**OBJECTIVE**
Set down every entry again word for word, please, but skip the pictures.

**PROVIDED RECORDS**
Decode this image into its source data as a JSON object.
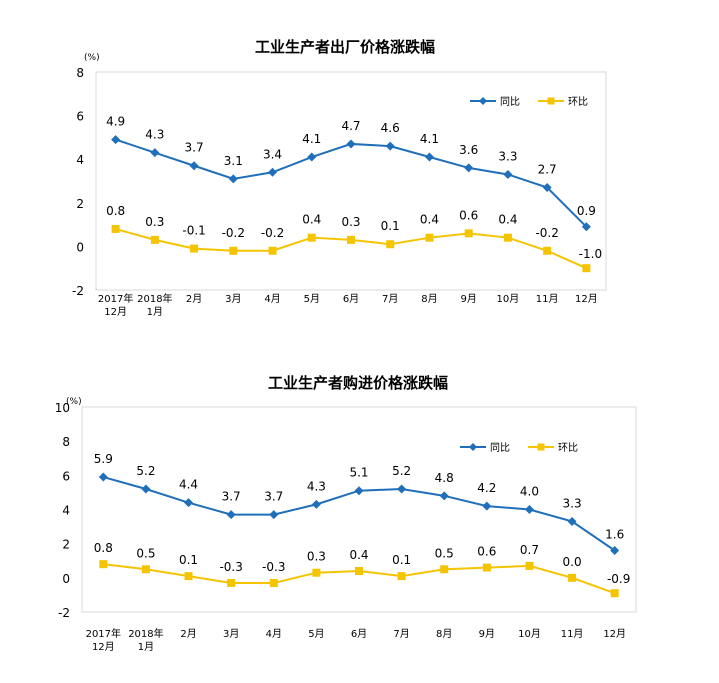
{
  "chart_data": [
    {
      "type": "line",
      "title": "工业生产者出厂价格涨跌幅",
      "unit": "(%)",
      "categories": [
        [
          "2017年",
          "12月"
        ],
        [
          "2018年",
          "1月"
        ],
        [
          "2月"
        ],
        [
          "3月"
        ],
        [
          "4月"
        ],
        [
          "5月"
        ],
        [
          "6月"
        ],
        [
          "7月"
        ],
        [
          "8月"
        ],
        [
          "9月"
        ],
        [
          "10月"
        ],
        [
          "11月"
        ],
        [
          "12月"
        ]
      ],
      "ylim": [
        -2,
        8
      ],
      "yticks": [
        "-2",
        "0",
        "2",
        "4",
        "6",
        "8"
      ],
      "grid": false,
      "legend_position": "top-right",
      "series": [
        {
          "name": "同比",
          "color": "#1f6fba",
          "marker": "diamond",
          "values": [
            4.9,
            4.3,
            3.7,
            3.1,
            3.4,
            4.1,
            4.7,
            4.6,
            4.1,
            3.6,
            3.3,
            2.7,
            0.9
          ],
          "labels": [
            "4.9",
            "4.3",
            "3.7",
            "3.1",
            "3.4",
            "4.1",
            "4.7",
            "4.6",
            "4.1",
            "3.6",
            "3.3",
            "2.7",
            "0.9"
          ]
        },
        {
          "name": "环比",
          "color": "#f5c400",
          "marker": "square",
          "values": [
            0.8,
            0.3,
            -0.1,
            -0.2,
            -0.2,
            0.4,
            0.3,
            0.1,
            0.4,
            0.6,
            0.4,
            -0.2,
            -1.0
          ],
          "labels": [
            "0.8",
            "0.3",
            "-0.1",
            "-0.2",
            "-0.2",
            "0.4",
            "0.3",
            "0.1",
            "0.4",
            "0.6",
            "0.4",
            "-0.2",
            "-1.0"
          ]
        }
      ]
    },
    {
      "type": "line",
      "title": "工业生产者购进价格涨跌幅",
      "unit": "(%)",
      "categories": [
        [
          "2017年",
          "12月"
        ],
        [
          "2018年",
          "1月"
        ],
        [
          "2月"
        ],
        [
          "3月"
        ],
        [
          "4月"
        ],
        [
          "5月"
        ],
        [
          "6月"
        ],
        [
          "7月"
        ],
        [
          "8月"
        ],
        [
          "9月"
        ],
        [
          "10月"
        ],
        [
          "11月"
        ],
        [
          "12月"
        ]
      ],
      "ylim": [
        -2,
        10
      ],
      "yticks": [
        "-2",
        "0",
        "2",
        "4",
        "6",
        "8",
        "10"
      ],
      "grid": false,
      "legend_position": "top-right",
      "series": [
        {
          "name": "同比",
          "color": "#1f6fba",
          "marker": "diamond",
          "values": [
            5.9,
            5.2,
            4.4,
            3.7,
            3.7,
            4.3,
            5.1,
            5.2,
            4.8,
            4.2,
            4.0,
            3.3,
            1.6
          ],
          "labels": [
            "5.9",
            "5.2",
            "4.4",
            "3.7",
            "3.7",
            "4.3",
            "5.1",
            "5.2",
            "4.8",
            "4.2",
            "4.0",
            "3.3",
            "1.6"
          ]
        },
        {
          "name": "环比",
          "color": "#f5c400",
          "marker": "square",
          "values": [
            0.8,
            0.5,
            0.1,
            -0.3,
            -0.3,
            0.3,
            0.4,
            0.1,
            0.5,
            0.6,
            0.7,
            0.0,
            -0.9
          ],
          "labels": [
            "0.8",
            "0.5",
            "0.1",
            "-0.3",
            "-0.3",
            "0.3",
            "0.4",
            "0.1",
            "0.5",
            "0.6",
            "0.7",
            "0.0",
            "-0.9"
          ]
        }
      ]
    }
  ]
}
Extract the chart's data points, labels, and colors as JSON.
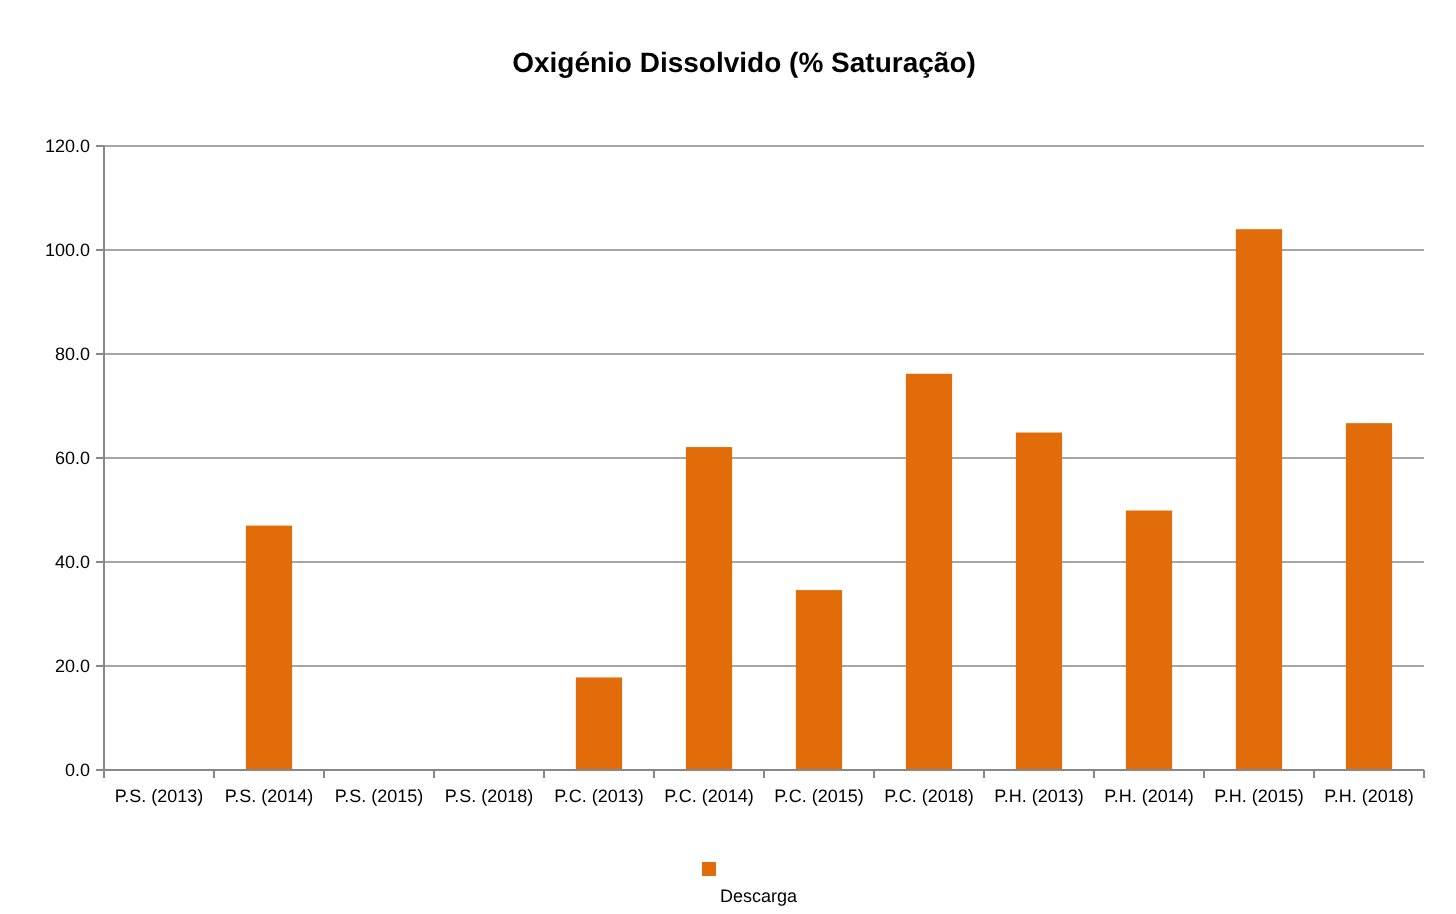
{
  "chart_data": {
    "type": "bar",
    "title": "Oxigénio Dissolvido (% Saturação)",
    "categories": [
      "P.S. (2013)",
      "P.S. (2014)",
      "P.S. (2015)",
      "P.S. (2018)",
      "P.C. (2013)",
      "P.C. (2014)",
      "P.C. (2015)",
      "P.C. (2018)",
      "P.H. (2013)",
      "P.H. (2014)",
      "P.H. (2015)",
      "P.H. (2018)"
    ],
    "series": [
      {
        "name": "Descarga",
        "color": "#e36c0a",
        "values": [
          null,
          47.0,
          null,
          null,
          17.8,
          62.1,
          34.6,
          76.2,
          64.9,
          49.9,
          104.0,
          66.7
        ]
      }
    ],
    "ylim": [
      0,
      120
    ],
    "yticks": [
      {
        "value": 0,
        "label": "0.0"
      },
      {
        "value": 20,
        "label": "20.0"
      },
      {
        "value": 40,
        "label": "40.0"
      },
      {
        "value": 60,
        "label": "60.0"
      },
      {
        "value": 80,
        "label": "80.0"
      },
      {
        "value": 100,
        "label": "100.0"
      },
      {
        "value": 120,
        "label": "120.0"
      }
    ],
    "grid": "y",
    "legend": "bottom"
  }
}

**ANSWER IN FULL**
Decode this image into its source data as a JSON object.
{
  "chart_data": [
    {
      "type": "line",
      "title": "工业生产者出厂价格涨跌幅",
      "unit": "(%)",
      "categories": [
        [
          "2017年",
          "12月"
        ],
        [
          "2018年",
          "1月"
        ],
        [
          "2月"
        ],
        [
          "3月"
        ],
        [
          "4月"
        ],
        [
          "5月"
        ],
        [
          "6月"
        ],
        [
          "7月"
        ],
        [
          "8月"
        ],
        [
          "9月"
        ],
        [
          "10月"
        ],
        [
          "11月"
        ],
        [
          "12月"
        ]
      ],
      "ylim": [
        -2,
        8
      ],
      "yticks": [
        "-2",
        "0",
        "2",
        "4",
        "6",
        "8"
      ],
      "grid": false,
      "legend_position": "top-right",
      "series": [
        {
          "name": "同比",
          "color": "#1f6fba",
          "marker": "diamond",
          "values": [
            4.9,
            4.3,
            3.7,
            3.1,
            3.4,
            4.1,
            4.7,
            4.6,
            4.1,
            3.6,
            3.3,
            2.7,
            0.9
          ],
          "labels": [
            "4.9",
            "4.3",
            "3.7",
            "3.1",
            "3.4",
            "4.1",
            "4.7",
            "4.6",
            "4.1",
            "3.6",
            "3.3",
            "2.7",
            "0.9"
          ]
        },
        {
          "name": "环比",
          "color": "#f5c400",
          "marker": "square",
          "values": [
            0.8,
            0.3,
            -0.1,
            -0.2,
            -0.2,
            0.4,
            0.3,
            0.1,
            0.4,
            0.6,
            0.4,
            -0.2,
            -1.0
          ],
          "labels": [
            "0.8",
            "0.3",
            "-0.1",
            "-0.2",
            "-0.2",
            "0.4",
            "0.3",
            "0.1",
            "0.4",
            "0.6",
            "0.4",
            "-0.2",
            "-1.0"
          ]
        }
      ]
    },
    {
      "type": "line",
      "title": "工业生产者购进价格涨跌幅",
      "unit": "(%)",
      "categories": [
        [
          "2017年",
          "12月"
        ],
        [
          "2018年",
          "1月"
        ],
        [
          "2月"
        ],
        [
          "3月"
        ],
        [
          "4月"
        ],
        [
          "5月"
        ],
        [
          "6月"
        ],
        [
          "7月"
        ],
        [
          "8月"
        ],
        [
          "9月"
        ],
        [
          "10月"
        ],
        [
          "11月"
        ],
        [
          "12月"
        ]
      ],
      "ylim": [
        -2,
        10
      ],
      "yticks": [
        "-2",
        "0",
        "2",
        "4",
        "6",
        "8",
        "10"
      ],
      "grid": false,
      "legend_position": "top-right",
      "series": [
        {
          "name": "同比",
          "color": "#1f6fba",
          "marker": "diamond",
          "values": [
            5.9,
            5.2,
            4.4,
            3.7,
            3.7,
            4.3,
            5.1,
            5.2,
            4.8,
            4.2,
            4.0,
            3.3,
            1.6
          ],
          "labels": [
            "5.9",
            "5.2",
            "4.4",
            "3.7",
            "3.7",
            "4.3",
            "5.1",
            "5.2",
            "4.8",
            "4.2",
            "4.0",
            "3.3",
            "1.6"
          ]
        },
        {
          "name": "环比",
          "color": "#f5c400",
          "marker": "square",
          "values": [
            0.8,
            0.5,
            0.1,
            -0.3,
            -0.3,
            0.3,
            0.4,
            0.1,
            0.5,
            0.6,
            0.7,
            0.0,
            -0.9
          ],
          "labels": [
            "0.8",
            "0.5",
            "0.1",
            "-0.3",
            "-0.3",
            "0.3",
            "0.4",
            "0.1",
            "0.5",
            "0.6",
            "0.7",
            "0.0",
            "-0.9"
          ]
        }
      ]
    }
  ]
}
Extract the chart's data points, labels, and colors as JSON.
{
  "chart_data": {
    "type": "bar",
    "title": "Oxigénio Dissolvido (% Saturação)",
    "categories": [
      "P.S. (2013)",
      "P.S. (2014)",
      "P.S. (2015)",
      "P.S. (2018)",
      "P.C. (2013)",
      "P.C. (2014)",
      "P.C. (2015)",
      "P.C. (2018)",
      "P.H. (2013)",
      "P.H. (2014)",
      "P.H. (2015)",
      "P.H. (2018)"
    ],
    "series": [
      {
        "name": "Descarga",
        "color": "#e36c0a",
        "values": [
          null,
          47.0,
          null,
          null,
          17.8,
          62.1,
          34.6,
          76.2,
          64.9,
          49.9,
          104.0,
          66.7
        ]
      }
    ],
    "ylim": [
      0,
      120
    ],
    "yticks": [
      {
        "value": 0,
        "label": "0.0"
      },
      {
        "value": 20,
        "label": "20.0"
      },
      {
        "value": 40,
        "label": "40.0"
      },
      {
        "value": 60,
        "label": "60.0"
      },
      {
        "value": 80,
        "label": "80.0"
      },
      {
        "value": 100,
        "label": "100.0"
      },
      {
        "value": 120,
        "label": "120.0"
      }
    ],
    "grid": "y",
    "legend": "bottom"
  }
}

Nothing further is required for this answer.